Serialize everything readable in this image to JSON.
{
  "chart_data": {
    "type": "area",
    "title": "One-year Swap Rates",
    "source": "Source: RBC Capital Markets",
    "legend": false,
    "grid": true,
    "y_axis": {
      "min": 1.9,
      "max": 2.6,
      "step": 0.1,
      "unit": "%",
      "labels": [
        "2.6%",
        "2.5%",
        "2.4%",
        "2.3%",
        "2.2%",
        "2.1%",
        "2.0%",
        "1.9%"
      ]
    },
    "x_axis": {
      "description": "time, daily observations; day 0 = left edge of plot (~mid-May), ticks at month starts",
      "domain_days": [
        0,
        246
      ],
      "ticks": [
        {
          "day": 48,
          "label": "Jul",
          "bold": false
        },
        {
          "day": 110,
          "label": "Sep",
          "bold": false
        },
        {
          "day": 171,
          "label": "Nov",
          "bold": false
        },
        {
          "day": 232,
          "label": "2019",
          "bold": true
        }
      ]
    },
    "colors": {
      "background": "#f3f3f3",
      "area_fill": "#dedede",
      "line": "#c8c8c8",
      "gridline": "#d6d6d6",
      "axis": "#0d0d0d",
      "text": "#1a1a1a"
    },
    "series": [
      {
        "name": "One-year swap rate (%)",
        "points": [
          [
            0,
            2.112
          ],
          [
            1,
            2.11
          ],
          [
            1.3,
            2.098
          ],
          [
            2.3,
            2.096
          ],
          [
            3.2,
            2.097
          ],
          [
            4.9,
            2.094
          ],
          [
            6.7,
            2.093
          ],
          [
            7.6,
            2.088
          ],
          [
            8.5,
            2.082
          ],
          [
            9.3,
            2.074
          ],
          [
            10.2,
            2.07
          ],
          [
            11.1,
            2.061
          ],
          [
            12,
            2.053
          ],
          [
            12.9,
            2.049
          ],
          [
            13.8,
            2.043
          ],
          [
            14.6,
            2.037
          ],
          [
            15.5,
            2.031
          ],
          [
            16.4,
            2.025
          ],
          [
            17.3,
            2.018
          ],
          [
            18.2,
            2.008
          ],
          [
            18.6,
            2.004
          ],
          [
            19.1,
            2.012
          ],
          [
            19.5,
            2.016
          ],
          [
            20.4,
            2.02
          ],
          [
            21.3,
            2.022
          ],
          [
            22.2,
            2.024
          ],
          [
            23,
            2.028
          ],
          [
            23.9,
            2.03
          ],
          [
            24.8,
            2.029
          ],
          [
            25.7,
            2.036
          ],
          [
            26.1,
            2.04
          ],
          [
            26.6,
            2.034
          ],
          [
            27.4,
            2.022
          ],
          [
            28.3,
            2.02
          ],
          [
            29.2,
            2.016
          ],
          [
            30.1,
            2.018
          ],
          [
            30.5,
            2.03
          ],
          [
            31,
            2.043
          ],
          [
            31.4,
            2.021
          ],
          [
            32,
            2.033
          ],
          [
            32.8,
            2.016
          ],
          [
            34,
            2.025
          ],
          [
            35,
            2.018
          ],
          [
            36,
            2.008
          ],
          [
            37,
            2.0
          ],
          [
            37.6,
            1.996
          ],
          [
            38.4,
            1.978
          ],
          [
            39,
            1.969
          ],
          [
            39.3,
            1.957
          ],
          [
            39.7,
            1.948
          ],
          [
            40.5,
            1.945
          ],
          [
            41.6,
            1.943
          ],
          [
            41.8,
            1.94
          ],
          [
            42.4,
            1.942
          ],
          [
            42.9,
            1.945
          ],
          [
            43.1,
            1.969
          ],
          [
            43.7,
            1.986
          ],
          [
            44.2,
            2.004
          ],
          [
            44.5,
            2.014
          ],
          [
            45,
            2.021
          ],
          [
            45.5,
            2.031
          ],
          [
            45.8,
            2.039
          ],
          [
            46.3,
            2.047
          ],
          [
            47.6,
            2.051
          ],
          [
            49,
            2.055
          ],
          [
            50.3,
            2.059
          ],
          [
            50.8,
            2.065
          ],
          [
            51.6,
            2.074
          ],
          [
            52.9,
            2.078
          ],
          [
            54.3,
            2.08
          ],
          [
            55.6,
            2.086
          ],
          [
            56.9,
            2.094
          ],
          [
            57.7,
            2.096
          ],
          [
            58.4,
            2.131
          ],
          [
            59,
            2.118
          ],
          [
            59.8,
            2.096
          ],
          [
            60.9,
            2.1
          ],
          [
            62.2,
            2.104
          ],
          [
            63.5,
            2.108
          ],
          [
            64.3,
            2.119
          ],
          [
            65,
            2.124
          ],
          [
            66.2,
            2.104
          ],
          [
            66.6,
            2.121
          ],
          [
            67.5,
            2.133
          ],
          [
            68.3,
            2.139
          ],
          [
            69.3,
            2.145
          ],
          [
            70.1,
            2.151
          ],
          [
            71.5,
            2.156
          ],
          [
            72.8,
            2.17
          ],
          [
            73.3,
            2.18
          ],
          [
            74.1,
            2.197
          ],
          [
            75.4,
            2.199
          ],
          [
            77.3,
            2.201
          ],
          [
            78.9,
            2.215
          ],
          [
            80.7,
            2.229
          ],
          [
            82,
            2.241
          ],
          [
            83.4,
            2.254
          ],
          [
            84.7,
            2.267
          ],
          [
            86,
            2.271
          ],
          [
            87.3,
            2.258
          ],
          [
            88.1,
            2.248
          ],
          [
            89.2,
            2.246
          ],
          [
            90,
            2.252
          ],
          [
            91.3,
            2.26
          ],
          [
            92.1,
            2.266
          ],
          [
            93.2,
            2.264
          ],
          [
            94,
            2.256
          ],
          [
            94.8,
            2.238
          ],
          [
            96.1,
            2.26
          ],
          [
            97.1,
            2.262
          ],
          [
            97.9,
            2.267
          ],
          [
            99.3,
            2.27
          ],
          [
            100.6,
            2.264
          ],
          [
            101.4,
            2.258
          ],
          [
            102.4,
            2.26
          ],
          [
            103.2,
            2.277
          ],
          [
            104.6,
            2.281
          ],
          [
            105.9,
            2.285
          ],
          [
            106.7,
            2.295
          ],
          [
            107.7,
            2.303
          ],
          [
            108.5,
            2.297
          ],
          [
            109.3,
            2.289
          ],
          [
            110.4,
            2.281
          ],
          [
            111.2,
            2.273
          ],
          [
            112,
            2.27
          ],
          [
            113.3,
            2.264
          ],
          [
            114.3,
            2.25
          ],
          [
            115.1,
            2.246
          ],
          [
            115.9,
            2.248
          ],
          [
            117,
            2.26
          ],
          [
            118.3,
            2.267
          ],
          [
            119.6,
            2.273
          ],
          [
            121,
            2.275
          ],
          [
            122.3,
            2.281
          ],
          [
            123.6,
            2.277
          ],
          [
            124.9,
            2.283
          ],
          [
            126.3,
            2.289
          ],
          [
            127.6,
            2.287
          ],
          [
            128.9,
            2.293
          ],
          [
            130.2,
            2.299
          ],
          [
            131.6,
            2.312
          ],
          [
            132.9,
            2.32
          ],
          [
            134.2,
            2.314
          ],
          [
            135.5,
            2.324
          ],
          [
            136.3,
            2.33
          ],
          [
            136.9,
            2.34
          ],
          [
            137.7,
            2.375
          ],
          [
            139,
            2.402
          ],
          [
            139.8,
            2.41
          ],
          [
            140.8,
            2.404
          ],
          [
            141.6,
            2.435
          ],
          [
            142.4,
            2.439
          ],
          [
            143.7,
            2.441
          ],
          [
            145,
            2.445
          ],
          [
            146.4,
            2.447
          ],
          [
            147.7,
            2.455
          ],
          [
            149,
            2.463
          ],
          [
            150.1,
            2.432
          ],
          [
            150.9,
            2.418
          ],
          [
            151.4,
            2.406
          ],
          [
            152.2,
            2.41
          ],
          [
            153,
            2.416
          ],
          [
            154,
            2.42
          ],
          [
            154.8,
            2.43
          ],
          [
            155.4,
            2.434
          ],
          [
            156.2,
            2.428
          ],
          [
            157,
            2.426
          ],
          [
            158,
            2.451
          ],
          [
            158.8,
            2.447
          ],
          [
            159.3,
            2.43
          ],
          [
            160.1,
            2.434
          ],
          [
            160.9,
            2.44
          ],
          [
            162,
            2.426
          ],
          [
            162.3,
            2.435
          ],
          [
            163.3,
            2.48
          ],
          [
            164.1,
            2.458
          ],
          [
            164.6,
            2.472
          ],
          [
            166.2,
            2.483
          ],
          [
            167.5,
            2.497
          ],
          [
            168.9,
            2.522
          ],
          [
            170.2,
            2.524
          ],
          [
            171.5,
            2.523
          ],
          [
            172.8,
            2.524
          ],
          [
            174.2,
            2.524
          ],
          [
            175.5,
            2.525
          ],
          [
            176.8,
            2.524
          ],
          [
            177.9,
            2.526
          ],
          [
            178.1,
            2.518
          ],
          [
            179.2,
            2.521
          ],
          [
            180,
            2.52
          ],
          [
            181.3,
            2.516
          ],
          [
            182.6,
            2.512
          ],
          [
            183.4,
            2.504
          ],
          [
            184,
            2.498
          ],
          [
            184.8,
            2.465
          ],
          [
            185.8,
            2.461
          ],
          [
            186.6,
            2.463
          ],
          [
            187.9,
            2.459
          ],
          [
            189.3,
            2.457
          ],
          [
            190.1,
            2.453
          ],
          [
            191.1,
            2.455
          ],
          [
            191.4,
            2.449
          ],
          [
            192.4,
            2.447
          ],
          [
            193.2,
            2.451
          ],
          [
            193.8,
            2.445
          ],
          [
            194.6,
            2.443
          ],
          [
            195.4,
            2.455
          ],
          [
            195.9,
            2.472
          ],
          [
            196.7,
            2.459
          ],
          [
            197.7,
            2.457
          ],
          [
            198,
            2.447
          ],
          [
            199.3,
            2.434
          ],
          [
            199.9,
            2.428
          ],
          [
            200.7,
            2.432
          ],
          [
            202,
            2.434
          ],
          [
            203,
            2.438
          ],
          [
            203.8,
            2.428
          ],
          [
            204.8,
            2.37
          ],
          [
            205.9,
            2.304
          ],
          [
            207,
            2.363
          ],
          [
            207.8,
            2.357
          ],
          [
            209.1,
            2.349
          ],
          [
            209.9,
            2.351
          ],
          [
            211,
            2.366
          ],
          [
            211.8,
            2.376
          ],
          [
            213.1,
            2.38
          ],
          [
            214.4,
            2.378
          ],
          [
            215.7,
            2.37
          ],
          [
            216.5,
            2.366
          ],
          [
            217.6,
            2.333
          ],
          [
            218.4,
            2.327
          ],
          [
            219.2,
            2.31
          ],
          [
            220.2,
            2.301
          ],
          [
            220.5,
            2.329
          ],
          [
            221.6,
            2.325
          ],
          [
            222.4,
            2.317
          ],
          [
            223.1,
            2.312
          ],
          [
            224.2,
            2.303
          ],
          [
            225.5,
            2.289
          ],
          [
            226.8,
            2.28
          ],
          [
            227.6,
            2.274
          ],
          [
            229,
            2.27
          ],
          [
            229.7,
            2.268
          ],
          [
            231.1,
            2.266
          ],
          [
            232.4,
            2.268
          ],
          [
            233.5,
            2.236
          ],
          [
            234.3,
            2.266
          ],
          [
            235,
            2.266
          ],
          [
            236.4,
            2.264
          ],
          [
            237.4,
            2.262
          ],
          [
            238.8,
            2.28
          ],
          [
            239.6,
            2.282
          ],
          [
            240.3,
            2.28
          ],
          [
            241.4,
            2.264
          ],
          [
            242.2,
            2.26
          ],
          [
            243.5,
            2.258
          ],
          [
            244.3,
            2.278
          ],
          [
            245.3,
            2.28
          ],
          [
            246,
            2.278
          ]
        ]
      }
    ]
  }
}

******************************

From the records above, pull out every line containing the word "ticks".

* Solution for this problem *
      "description": "time, daily observations; day 0 = left edge of plot (~mid-May), ticks at month starts",
      "ticks": [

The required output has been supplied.